╭─ Supplied records

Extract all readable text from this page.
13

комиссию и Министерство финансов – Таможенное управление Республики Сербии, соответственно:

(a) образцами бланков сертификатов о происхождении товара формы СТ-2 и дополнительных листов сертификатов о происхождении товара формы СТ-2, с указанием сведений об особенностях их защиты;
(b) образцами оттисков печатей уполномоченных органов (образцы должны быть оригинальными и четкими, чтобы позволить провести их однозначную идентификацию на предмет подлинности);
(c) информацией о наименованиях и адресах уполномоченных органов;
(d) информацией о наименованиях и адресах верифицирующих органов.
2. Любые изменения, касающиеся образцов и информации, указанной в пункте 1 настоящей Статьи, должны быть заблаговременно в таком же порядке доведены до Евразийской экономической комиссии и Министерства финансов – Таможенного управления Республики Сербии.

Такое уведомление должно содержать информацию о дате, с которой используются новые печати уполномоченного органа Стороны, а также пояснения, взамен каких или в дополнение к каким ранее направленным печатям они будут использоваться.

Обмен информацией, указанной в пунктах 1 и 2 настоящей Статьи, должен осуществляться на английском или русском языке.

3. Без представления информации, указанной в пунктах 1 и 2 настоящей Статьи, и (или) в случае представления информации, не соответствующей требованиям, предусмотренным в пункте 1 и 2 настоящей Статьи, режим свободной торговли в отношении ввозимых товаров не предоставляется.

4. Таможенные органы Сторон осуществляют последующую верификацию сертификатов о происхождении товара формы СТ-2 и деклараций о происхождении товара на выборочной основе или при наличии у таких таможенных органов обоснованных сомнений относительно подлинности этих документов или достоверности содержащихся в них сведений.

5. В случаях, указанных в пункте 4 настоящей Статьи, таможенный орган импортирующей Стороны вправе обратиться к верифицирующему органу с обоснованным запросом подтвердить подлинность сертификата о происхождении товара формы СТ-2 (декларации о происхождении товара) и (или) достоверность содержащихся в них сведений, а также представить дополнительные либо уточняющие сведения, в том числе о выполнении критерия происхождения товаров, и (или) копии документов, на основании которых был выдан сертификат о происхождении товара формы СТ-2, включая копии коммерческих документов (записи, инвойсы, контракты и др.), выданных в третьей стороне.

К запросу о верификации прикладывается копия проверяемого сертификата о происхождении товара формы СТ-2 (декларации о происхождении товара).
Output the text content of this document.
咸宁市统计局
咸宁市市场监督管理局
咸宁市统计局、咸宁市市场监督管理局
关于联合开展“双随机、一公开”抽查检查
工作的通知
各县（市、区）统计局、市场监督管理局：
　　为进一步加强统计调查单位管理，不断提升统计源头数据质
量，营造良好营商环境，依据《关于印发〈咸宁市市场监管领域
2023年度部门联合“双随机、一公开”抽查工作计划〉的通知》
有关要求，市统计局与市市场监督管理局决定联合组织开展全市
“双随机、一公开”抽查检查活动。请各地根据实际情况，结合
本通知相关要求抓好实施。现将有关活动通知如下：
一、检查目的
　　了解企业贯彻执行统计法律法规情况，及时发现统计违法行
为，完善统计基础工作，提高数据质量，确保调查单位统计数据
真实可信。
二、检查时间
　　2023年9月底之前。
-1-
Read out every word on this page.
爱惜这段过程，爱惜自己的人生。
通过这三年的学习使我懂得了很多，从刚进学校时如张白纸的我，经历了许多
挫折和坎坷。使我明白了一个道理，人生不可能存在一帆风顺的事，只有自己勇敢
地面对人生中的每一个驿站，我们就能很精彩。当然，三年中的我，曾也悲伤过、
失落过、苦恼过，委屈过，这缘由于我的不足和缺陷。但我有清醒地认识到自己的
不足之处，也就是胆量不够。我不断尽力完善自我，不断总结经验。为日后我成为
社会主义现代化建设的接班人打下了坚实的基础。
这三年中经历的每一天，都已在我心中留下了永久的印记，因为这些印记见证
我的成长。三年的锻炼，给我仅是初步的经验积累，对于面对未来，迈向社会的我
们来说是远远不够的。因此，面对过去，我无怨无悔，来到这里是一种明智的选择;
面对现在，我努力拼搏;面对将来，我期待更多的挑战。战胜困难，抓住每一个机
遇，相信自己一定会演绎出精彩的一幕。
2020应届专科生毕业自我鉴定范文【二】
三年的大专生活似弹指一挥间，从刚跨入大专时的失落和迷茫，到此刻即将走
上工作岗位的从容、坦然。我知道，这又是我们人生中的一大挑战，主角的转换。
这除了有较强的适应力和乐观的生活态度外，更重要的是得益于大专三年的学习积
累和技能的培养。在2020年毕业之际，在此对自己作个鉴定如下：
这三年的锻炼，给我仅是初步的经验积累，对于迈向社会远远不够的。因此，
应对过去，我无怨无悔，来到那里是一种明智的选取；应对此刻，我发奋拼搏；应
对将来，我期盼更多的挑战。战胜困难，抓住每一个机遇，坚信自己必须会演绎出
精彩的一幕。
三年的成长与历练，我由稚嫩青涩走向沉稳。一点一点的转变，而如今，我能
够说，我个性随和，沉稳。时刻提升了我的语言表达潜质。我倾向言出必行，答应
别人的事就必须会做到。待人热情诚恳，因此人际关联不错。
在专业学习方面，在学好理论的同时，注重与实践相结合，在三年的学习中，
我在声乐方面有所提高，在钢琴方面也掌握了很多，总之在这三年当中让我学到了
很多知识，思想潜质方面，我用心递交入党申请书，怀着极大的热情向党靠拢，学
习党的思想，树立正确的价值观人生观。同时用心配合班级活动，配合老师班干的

╰─

● What the task asks
Print the material once more, exactly.

● Response for this exercise
Extract all readable text from this page.
13

комиссию и Министерство финансов – Таможенное управление Республики Сербии, соответственно:

(a) образцами бланков сертификатов о происхождении товара формы СТ-2 и дополнительных листов сертификатов о происхождении товара формы СТ-2, с указанием сведений об особенностях их защиты;
(b) образцами оттисков печатей уполномоченных органов (образцы должны быть оригинальными и четкими, чтобы позволить провести их однозначную идентификацию на предмет подлинности);
(c) информацией о наименованиях и адресах уполномоченных органов;
(d) информацией о наименованиях и адресах верифицирующих органов.
2. Любые изменения, касающиеся образцов и информации, указанной в пункте 1 настоящей Статьи, должны быть заблаговременно в таком же порядке доведены до Евразийской экономической комиссии и Министерства финансов – Таможенного управления Республики Сербии.

Такое уведомление должно содержать информацию о дате, с которой используются новые печати уполномоченного органа Стороны, а также пояснения, взамен каких или в дополнение к каким ранее направленным печатям они будут использоваться.

Обмен информацией, указанной в пунктах 1 и 2 настоящей Статьи, должен осуществляться на английском или русском языке.

3. Без представления информации, указанной в пунктах 1 и 2 настоящей Статьи, и (или) в случае представления информации, не соответствующей требованиям, предусмотренным в пункте 1 и 2 настоящей Статьи, режим свободной торговли в отношении ввозимых товаров не предоставляется.

4. Таможенные органы Сторон осуществляют последующую верификацию сертификатов о происхождении товара формы СТ-2 и деклараций о происхождении товара на выборочной основе или при наличии у таких таможенных органов обоснованных сомнений относительно подлинности этих документов или достоверности содержащихся в них сведений.

5. В случаях, указанных в пункте 4 настоящей Статьи, таможенный орган импортирующей Стороны вправе обратиться к верифицирующему органу с обоснованным запросом подтвердить подлинность сертификата о происхождении товара формы СТ-2 (декларации о происхождении товара) и (или) достоверность содержащихся в них сведений, а также представить дополнительные либо уточняющие сведения, в том числе о выполнении критерия происхождения товаров, и (или) копии документов, на основании которых был выдан сертификат о происхождении товара формы СТ-2, включая копии коммерческих документов (записи, инвойсы, контракты и др.), выданных в третьей стороне.

К запросу о верификации прикладывается копия проверяемого сертификата о происхождении товара формы СТ-2 (декларации о происхождении товара).
Output the text content of this document.
咸宁市统计局
咸宁市市场监督管理局
咸宁市统计局、咸宁市市场监督管理局
关于联合开展“双随机、一公开”抽查检查
工作的通知
各县（市、区）统计局、市场监督管理局：
　　为进一步加强统计调查单位管理，不断提升统计源头数据质
量，营造良好营商环境，依据《关于印发〈咸宁市市场监管领域
2023年度部门联合“双随机、一公开”抽查工作计划〉的通知》
有关要求，市统计局与市市场监督管理局决定联合组织开展全市
“双随机、一公开”抽查检查活动。请各地根据实际情况，结合
本通知相关要求抓好实施。现将有关活动通知如下：
一、检查目的
　　了解企业贯彻执行统计法律法规情况，及时发现统计违法行
为，完善统计基础工作，提高数据质量，确保调查单位统计数据
真实可信。
二、检查时间
　　2023年9月底之前。
-1-
Read out every word on this page.
爱惜这段过程，爱惜自己的人生。
通过这三年的学习使我懂得了很多，从刚进学校时如张白纸的我，经历了许多
挫折和坎坷。使我明白了一个道理，人生不可能存在一帆风顺的事，只有自己勇敢
地面对人生中的每一个驿站，我们就能很精彩。当然，三年中的我，曾也悲伤过、
失落过、苦恼过，委屈过，这缘由于我的不足和缺陷。但我有清醒地认识到自己的
不足之处，也就是胆量不够。我不断尽力完善自我，不断总结经验。为日后我成为
社会主义现代化建设的接班人打下了坚实的基础。
这三年中经历的每一天，都已在我心中留下了永久的印记，因为这些印记见证
我的成长。三年的锻炼，给我仅是初步的经验积累，对于面对未来，迈向社会的我
们来说是远远不够的。因此，面对过去，我无怨无悔，来到这里是一种明智的选择;
面对现在，我努力拼搏;面对将来，我期待更多的挑战。战胜困难，抓住每一个机
遇，相信自己一定会演绎出精彩的一幕。
2020应届专科生毕业自我鉴定范文【二】
三年的大专生活似弹指一挥间，从刚跨入大专时的失落和迷茫，到此刻即将走
上工作岗位的从容、坦然。我知道，这又是我们人生中的一大挑战，主角的转换。
这除了有较强的适应力和乐观的生活态度外，更重要的是得益于大专三年的学习积
累和技能的培养。在2020年毕业之际，在此对自己作个鉴定如下：
这三年的锻炼，给我仅是初步的经验积累，对于迈向社会远远不够的。因此，
应对过去，我无怨无悔，来到那里是一种明智的选取；应对此刻，我发奋拼搏；应
对将来，我期盼更多的挑战。战胜困难，抓住每一个机遇，坚信自己必须会演绎出
精彩的一幕。
三年的成长与历练，我由稚嫩青涩走向沉稳。一点一点的转变，而如今，我能
够说，我个性随和，沉稳。时刻提升了我的语言表达潜质。我倾向言出必行，答应
别人的事就必须会做到。待人热情诚恳，因此人际关联不错。
在专业学习方面，在学好理论的同时，注重与实践相结合，在三年的学习中，
我在声乐方面有所提高，在钢琴方面也掌握了很多，总之在这三年当中让我学到了
很多知识，思想潜质方面，我用心递交入党申请书，怀着极大的热情向党靠拢，学
习党的思想，树立正确的价值观人生观。同时用心配合班级活动，配合老师班干的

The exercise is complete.